BEGIN Data shown

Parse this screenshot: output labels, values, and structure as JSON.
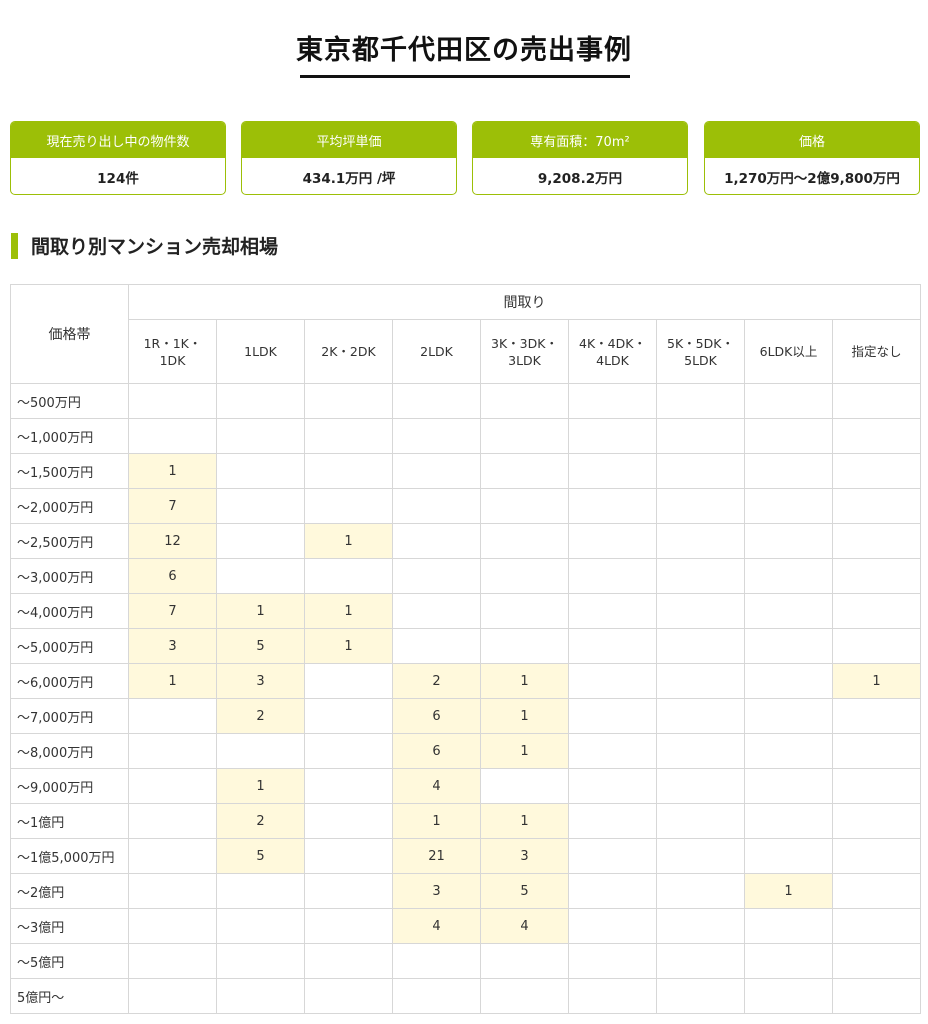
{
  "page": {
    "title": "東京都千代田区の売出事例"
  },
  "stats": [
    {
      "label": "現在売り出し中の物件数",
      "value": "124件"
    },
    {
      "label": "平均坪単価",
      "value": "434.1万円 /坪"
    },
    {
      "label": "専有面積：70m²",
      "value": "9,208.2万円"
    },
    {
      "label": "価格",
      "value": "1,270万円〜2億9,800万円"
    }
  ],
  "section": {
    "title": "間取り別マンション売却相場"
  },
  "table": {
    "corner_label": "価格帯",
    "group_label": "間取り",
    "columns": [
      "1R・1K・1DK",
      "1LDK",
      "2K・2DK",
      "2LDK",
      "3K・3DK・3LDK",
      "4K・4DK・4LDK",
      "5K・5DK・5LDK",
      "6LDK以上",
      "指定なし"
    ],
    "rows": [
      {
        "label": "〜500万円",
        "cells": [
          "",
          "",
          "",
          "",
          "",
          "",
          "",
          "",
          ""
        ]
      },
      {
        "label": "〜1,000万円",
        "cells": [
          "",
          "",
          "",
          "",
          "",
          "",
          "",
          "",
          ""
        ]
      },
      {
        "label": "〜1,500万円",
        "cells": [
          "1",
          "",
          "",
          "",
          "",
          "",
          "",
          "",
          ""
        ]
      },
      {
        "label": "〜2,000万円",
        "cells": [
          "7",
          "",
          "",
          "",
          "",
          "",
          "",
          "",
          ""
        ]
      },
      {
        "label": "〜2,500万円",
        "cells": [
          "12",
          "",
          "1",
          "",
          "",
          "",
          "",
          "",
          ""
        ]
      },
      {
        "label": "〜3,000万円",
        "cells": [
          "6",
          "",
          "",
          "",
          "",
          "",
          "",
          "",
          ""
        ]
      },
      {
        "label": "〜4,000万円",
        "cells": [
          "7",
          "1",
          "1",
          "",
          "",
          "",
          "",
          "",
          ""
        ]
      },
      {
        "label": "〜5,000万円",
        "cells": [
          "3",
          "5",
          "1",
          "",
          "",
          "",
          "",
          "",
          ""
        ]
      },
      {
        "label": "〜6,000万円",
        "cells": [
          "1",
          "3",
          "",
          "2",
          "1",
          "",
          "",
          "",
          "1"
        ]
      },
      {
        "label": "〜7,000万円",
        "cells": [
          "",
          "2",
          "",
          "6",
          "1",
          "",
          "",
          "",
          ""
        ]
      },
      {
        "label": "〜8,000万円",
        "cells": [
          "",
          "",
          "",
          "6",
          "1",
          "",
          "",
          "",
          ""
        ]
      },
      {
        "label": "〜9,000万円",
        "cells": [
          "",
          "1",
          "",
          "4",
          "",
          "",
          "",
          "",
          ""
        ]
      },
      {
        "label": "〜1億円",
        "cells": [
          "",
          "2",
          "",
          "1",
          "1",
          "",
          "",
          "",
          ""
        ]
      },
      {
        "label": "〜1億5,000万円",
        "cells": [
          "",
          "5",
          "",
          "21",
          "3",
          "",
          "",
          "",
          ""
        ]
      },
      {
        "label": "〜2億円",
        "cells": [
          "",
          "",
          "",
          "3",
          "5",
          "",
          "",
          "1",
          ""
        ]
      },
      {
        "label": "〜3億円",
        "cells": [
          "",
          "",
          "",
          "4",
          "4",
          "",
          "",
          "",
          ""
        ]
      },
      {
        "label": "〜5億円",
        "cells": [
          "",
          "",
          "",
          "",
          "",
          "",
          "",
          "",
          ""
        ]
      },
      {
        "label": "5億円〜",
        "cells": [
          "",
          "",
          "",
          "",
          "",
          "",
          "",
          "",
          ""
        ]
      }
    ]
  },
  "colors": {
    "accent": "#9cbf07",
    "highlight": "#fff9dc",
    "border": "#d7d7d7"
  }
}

END Data shown

(What you will do): Each line in the listing above either holds the string "title" or does not; state how many do, giving the number only.

(Response): 2